> _Task_: Copy the entries below verbatim, from the first line through the line containing "182, 383, 191]", including both of those lines.

------ Records to use ------

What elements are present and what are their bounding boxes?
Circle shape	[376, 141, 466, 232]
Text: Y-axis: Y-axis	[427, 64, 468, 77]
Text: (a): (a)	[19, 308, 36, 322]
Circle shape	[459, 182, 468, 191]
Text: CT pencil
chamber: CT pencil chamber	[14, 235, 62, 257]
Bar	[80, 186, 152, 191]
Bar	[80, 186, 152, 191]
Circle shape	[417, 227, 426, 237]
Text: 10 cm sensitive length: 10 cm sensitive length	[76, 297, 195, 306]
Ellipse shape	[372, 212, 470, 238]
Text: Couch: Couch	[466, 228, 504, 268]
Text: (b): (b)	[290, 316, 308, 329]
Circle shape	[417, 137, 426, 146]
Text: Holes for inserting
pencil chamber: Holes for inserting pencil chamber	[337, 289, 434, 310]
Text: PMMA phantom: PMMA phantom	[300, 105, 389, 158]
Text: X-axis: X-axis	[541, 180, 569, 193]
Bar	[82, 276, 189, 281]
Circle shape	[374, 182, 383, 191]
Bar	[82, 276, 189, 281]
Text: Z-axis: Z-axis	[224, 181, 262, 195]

------

> _Answer to the task_:
What elements are present and what are their bounding boxes?
Circle shape	[376, 141, 466, 232]
Text: Y-axis: Y-axis	[427, 64, 468, 77]
Text: (a): (a)	[19, 308, 36, 322]
Circle shape	[459, 182, 468, 191]
Text: CT pencil
chamber: CT pencil chamber	[14, 235, 62, 257]
Bar	[80, 186, 152, 191]
Bar	[80, 186, 152, 191]
Circle shape	[417, 227, 426, 237]
Text: 10 cm sensitive length: 10 cm sensitive length	[76, 297, 195, 306]
Ellipse shape	[372, 212, 470, 238]
Text: Couch: Couch	[466, 228, 504, 268]
Text: (b): (b)	[290, 316, 308, 329]
Circle shape	[417, 137, 426, 146]
Text: Holes for inserting
pencil chamber: Holes for inserting pencil chamber	[337, 289, 434, 310]
Text: PMMA phantom: PMMA phantom	[300, 105, 389, 158]
Text: X-axis: X-axis	[541, 180, 569, 193]
Bar	[82, 276, 189, 281]
Circle shape	[374, 182, 383, 191]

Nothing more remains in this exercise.